Dataset rows about figures
(begin)
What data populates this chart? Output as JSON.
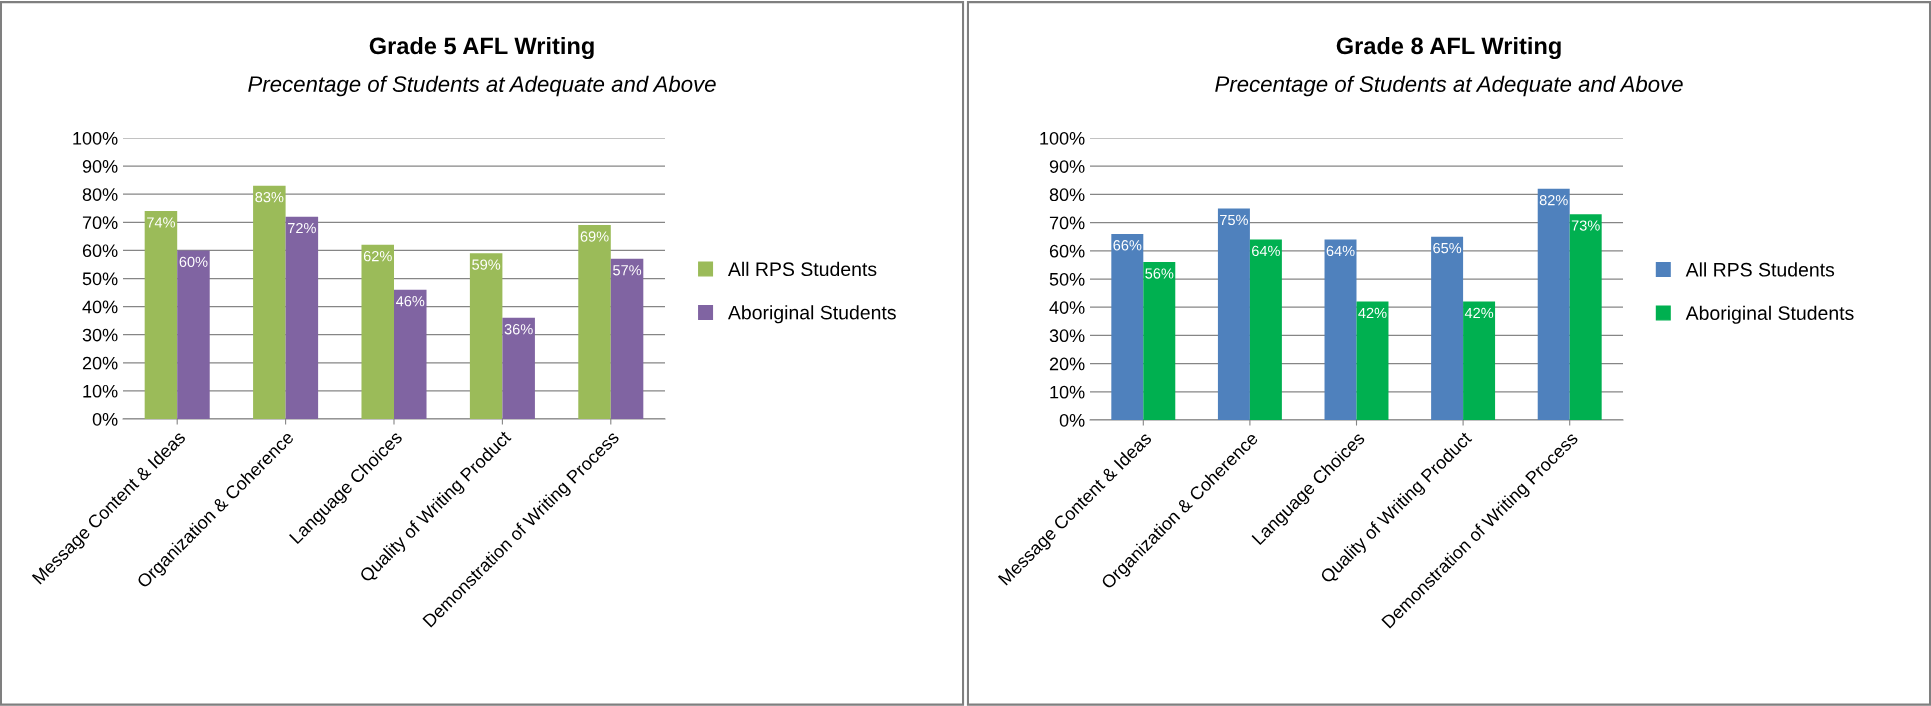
{
  "chart_data": [
    {
      "type": "bar",
      "title": "Grade 5 AFL Writing",
      "subtitle": "Precentage of Students at Adequate and Above",
      "categories": [
        "Message Content & Ideas",
        "Organization & Coherence",
        "Language Choices",
        "Quality of Writing Product",
        "Demonstration of Writing Process"
      ],
      "series": [
        {
          "name": "All RPS Students",
          "color": "#9bbb59",
          "values": [
            74,
            83,
            62,
            59,
            69
          ],
          "value_labels": [
            "74%",
            "83%",
            "62%",
            "59%",
            "69%"
          ]
        },
        {
          "name": "Aboriginal Students",
          "color": "#8064a2",
          "values": [
            60,
            72,
            46,
            36,
            57
          ],
          "value_labels": [
            "60%",
            "72%",
            "46%",
            "36%",
            "57%"
          ]
        }
      ],
      "ylim": [
        0,
        100
      ],
      "yticks": [
        {
          "value": 0,
          "label": "0%"
        },
        {
          "value": 10,
          "label": "10%"
        },
        {
          "value": 20,
          "label": "20%"
        },
        {
          "value": 30,
          "label": "30%"
        },
        {
          "value": 40,
          "label": "40%"
        },
        {
          "value": 50,
          "label": "50%"
        },
        {
          "value": 60,
          "label": "60%"
        },
        {
          "value": 70,
          "label": "70%"
        },
        {
          "value": 80,
          "label": "80%"
        },
        {
          "value": 90,
          "label": "90%"
        },
        {
          "value": 100,
          "label": "100%"
        }
      ],
      "grid": "y",
      "legend": "right"
    },
    {
      "type": "bar",
      "title": "Grade 8 AFL Writing",
      "subtitle": "Precentage of Students at Adequate and Above",
      "categories": [
        "Message Content & Ideas",
        "Organization & Coherence",
        "Language Choices",
        "Quality of Writing Product",
        "Demonstration of Writing Process"
      ],
      "series": [
        {
          "name": "All RPS Students",
          "color": "#4f81bd",
          "values": [
            66,
            75,
            64,
            65,
            82
          ],
          "value_labels": [
            "66%",
            "75%",
            "64%",
            "65%",
            "82%"
          ]
        },
        {
          "name": "Aboriginal Students",
          "color": "#00b050",
          "values": [
            56,
            64,
            42,
            42,
            73
          ],
          "value_labels": [
            "56%",
            "64%",
            "42%",
            "42%",
            "73%"
          ]
        }
      ],
      "ylim": [
        0,
        100
      ],
      "yticks": [
        {
          "value": 0,
          "label": "0%"
        },
        {
          "value": 10,
          "label": "10%"
        },
        {
          "value": 20,
          "label": "20%"
        },
        {
          "value": 30,
          "label": "30%"
        },
        {
          "value": 40,
          "label": "40%"
        },
        {
          "value": 50,
          "label": "50%"
        },
        {
          "value": 60,
          "label": "60%"
        },
        {
          "value": 70,
          "label": "70%"
        },
        {
          "value": 80,
          "label": "80%"
        },
        {
          "value": 90,
          "label": "90%"
        },
        {
          "value": 100,
          "label": "100%"
        }
      ],
      "grid": "y",
      "legend": "right"
    }
  ]
}
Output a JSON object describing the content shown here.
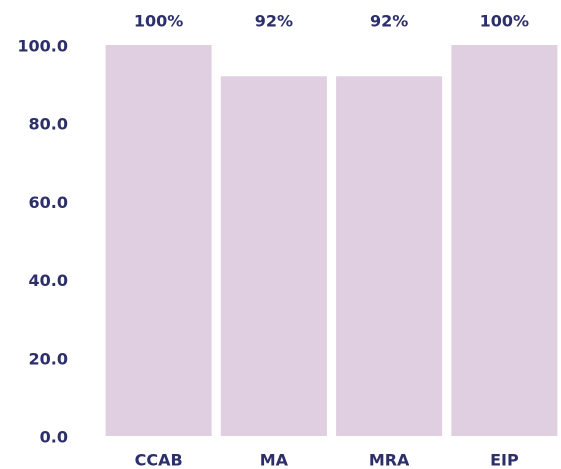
{
  "chart_data": {
    "type": "bar",
    "categories": [
      "CCAB",
      "MA",
      "MRA",
      "EIP"
    ],
    "values": [
      100,
      92,
      92,
      100
    ],
    "value_labels": [
      "100%",
      "92%",
      "92%",
      "100%"
    ],
    "color": "#e0cfe0",
    "ylim": [
      0,
      100
    ],
    "yticks": [
      {
        "value": 0,
        "label": "0.0"
      },
      {
        "value": 20,
        "label": "20.0"
      },
      {
        "value": 40,
        "label": "40.0"
      },
      {
        "value": 60,
        "label": "60.0"
      },
      {
        "value": 80,
        "label": "80.0"
      },
      {
        "value": 100,
        "label": "100.0"
      }
    ],
    "grid": false
  }
}
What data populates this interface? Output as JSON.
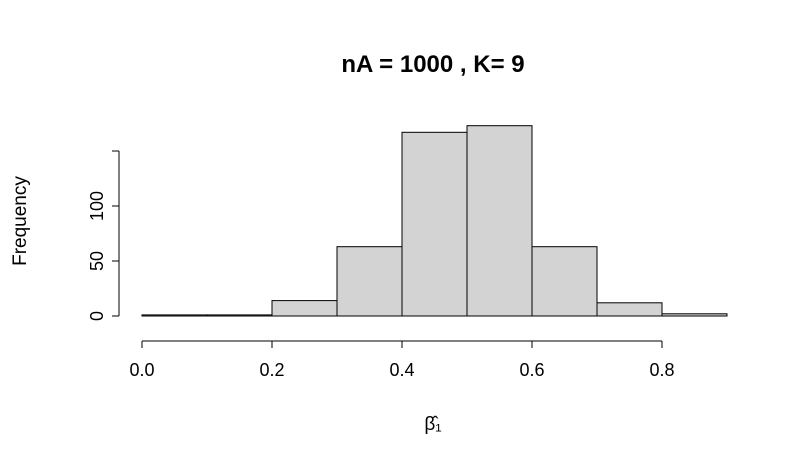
{
  "chart_data": {
    "type": "bar",
    "title": "nA = 1000 , K= 9",
    "xlabel": "β̂₁",
    "ylabel": "Frequency",
    "bins": [
      {
        "start": 0.0,
        "end": 0.1,
        "count": 1
      },
      {
        "start": 0.1,
        "end": 0.2,
        "count": 1
      },
      {
        "start": 0.2,
        "end": 0.3,
        "count": 14
      },
      {
        "start": 0.3,
        "end": 0.4,
        "count": 63
      },
      {
        "start": 0.4,
        "end": 0.5,
        "count": 167
      },
      {
        "start": 0.5,
        "end": 0.6,
        "count": 173
      },
      {
        "start": 0.6,
        "end": 0.7,
        "count": 63
      },
      {
        "start": 0.7,
        "end": 0.8,
        "count": 12
      },
      {
        "start": 0.8,
        "end": 0.9,
        "count": 2
      }
    ],
    "xlim": [
      0.0,
      0.9
    ],
    "ylim": [
      0,
      180
    ],
    "x_ticks": [
      "0.0",
      "0.2",
      "0.4",
      "0.6",
      "0.8"
    ],
    "y_ticks": [
      "0",
      "50",
      "100"
    ],
    "grid": false,
    "bar_color": "#d3d3d3",
    "border_color": "#000000"
  }
}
(end)
Exercise – Write out the listing above again, exactly, but with no pictures in the copy.

Worked answer –
What data populates this chart? Output as JSON.
{
  "chart_data": [
    {
      "type": "bar",
      "title": "Grade 5 AFL Writing",
      "subtitle": "Precentage of Students at Adequate and Above",
      "categories": [
        "Message Content & Ideas",
        "Organization & Coherence",
        "Language Choices",
        "Quality of Writing Product",
        "Demonstration of Writing Process"
      ],
      "series": [
        {
          "name": "All RPS Students",
          "color": "#9bbb59",
          "values": [
            74,
            83,
            62,
            59,
            69
          ],
          "value_labels": [
            "74%",
            "83%",
            "62%",
            "59%",
            "69%"
          ]
        },
        {
          "name": "Aboriginal Students",
          "color": "#8064a2",
          "values": [
            60,
            72,
            46,
            36,
            57
          ],
          "value_labels": [
            "60%",
            "72%",
            "46%",
            "36%",
            "57%"
          ]
        }
      ],
      "ylim": [
        0,
        100
      ],
      "yticks": [
        {
          "value": 0,
          "label": "0%"
        },
        {
          "value": 10,
          "label": "10%"
        },
        {
          "value": 20,
          "label": "20%"
        },
        {
          "value": 30,
          "label": "30%"
        },
        {
          "value": 40,
          "label": "40%"
        },
        {
          "value": 50,
          "label": "50%"
        },
        {
          "value": 60,
          "label": "60%"
        },
        {
          "value": 70,
          "label": "70%"
        },
        {
          "value": 80,
          "label": "80%"
        },
        {
          "value": 90,
          "label": "90%"
        },
        {
          "value": 100,
          "label": "100%"
        }
      ],
      "grid": "y",
      "legend": "right"
    },
    {
      "type": "bar",
      "title": "Grade 8 AFL Writing",
      "subtitle": "Precentage of Students at Adequate and Above",
      "categories": [
        "Message Content & Ideas",
        "Organization & Coherence",
        "Language Choices",
        "Quality of Writing Product",
        "Demonstration of Writing Process"
      ],
      "series": [
        {
          "name": "All RPS Students",
          "color": "#4f81bd",
          "values": [
            66,
            75,
            64,
            65,
            82
          ],
          "value_labels": [
            "66%",
            "75%",
            "64%",
            "65%",
            "82%"
          ]
        },
        {
          "name": "Aboriginal Students",
          "color": "#00b050",
          "values": [
            56,
            64,
            42,
            42,
            73
          ],
          "value_labels": [
            "56%",
            "64%",
            "42%",
            "42%",
            "73%"
          ]
        }
      ],
      "ylim": [
        0,
        100
      ],
      "yticks": [
        {
          "value": 0,
          "label": "0%"
        },
        {
          "value": 10,
          "label": "10%"
        },
        {
          "value": 20,
          "label": "20%"
        },
        {
          "value": 30,
          "label": "30%"
        },
        {
          "value": 40,
          "label": "40%"
        },
        {
          "value": 50,
          "label": "50%"
        },
        {
          "value": 60,
          "label": "60%"
        },
        {
          "value": 70,
          "label": "70%"
        },
        {
          "value": 80,
          "label": "80%"
        },
        {
          "value": 90,
          "label": "90%"
        },
        {
          "value": 100,
          "label": "100%"
        }
      ],
      "grid": "y",
      "legend": "right"
    }
  ]
}
Output a JSON object describing the content shown here.
{
  "chart_data": {
    "type": "bar",
    "categories": [
      "CCAB",
      "MA",
      "MRA",
      "EIP"
    ],
    "values": [
      100,
      92,
      92,
      100
    ],
    "value_labels": [
      "100%",
      "92%",
      "92%",
      "100%"
    ],
    "color": "#e0cfe0",
    "ylim": [
      0,
      100
    ],
    "yticks": [
      {
        "value": 0,
        "label": "0.0"
      },
      {
        "value": 20,
        "label": "20.0"
      },
      {
        "value": 40,
        "label": "40.0"
      },
      {
        "value": 60,
        "label": "60.0"
      },
      {
        "value": 80,
        "label": "80.0"
      },
      {
        "value": 100,
        "label": "100.0"
      }
    ],
    "grid": false
  }
}
What data populates this interface? Output as JSON.
{
  "chart_data": {
    "type": "bar",
    "title": "nA = 1000 , K= 9",
    "xlabel": "β̂₁",
    "ylabel": "Frequency",
    "bins": [
      {
        "start": 0.0,
        "end": 0.1,
        "count": 1
      },
      {
        "start": 0.1,
        "end": 0.2,
        "count": 1
      },
      {
        "start": 0.2,
        "end": 0.3,
        "count": 14
      },
      {
        "start": 0.3,
        "end": 0.4,
        "count": 63
      },
      {
        "start": 0.4,
        "end": 0.5,
        "count": 167
      },
      {
        "start": 0.5,
        "end": 0.6,
        "count": 173
      },
      {
        "start": 0.6,
        "end": 0.7,
        "count": 63
      },
      {
        "start": 0.7,
        "end": 0.8,
        "count": 12
      },
      {
        "start": 0.8,
        "end": 0.9,
        "count": 2
      }
    ],
    "xlim": [
      0.0,
      0.9
    ],
    "ylim": [
      0,
      180
    ],
    "x_ticks": [
      "0.0",
      "0.2",
      "0.4",
      "0.6",
      "0.8"
    ],
    "y_ticks": [
      "0",
      "50",
      "100"
    ],
    "grid": false,
    "bar_color": "#d3d3d3",
    "border_color": "#000000"
  }
}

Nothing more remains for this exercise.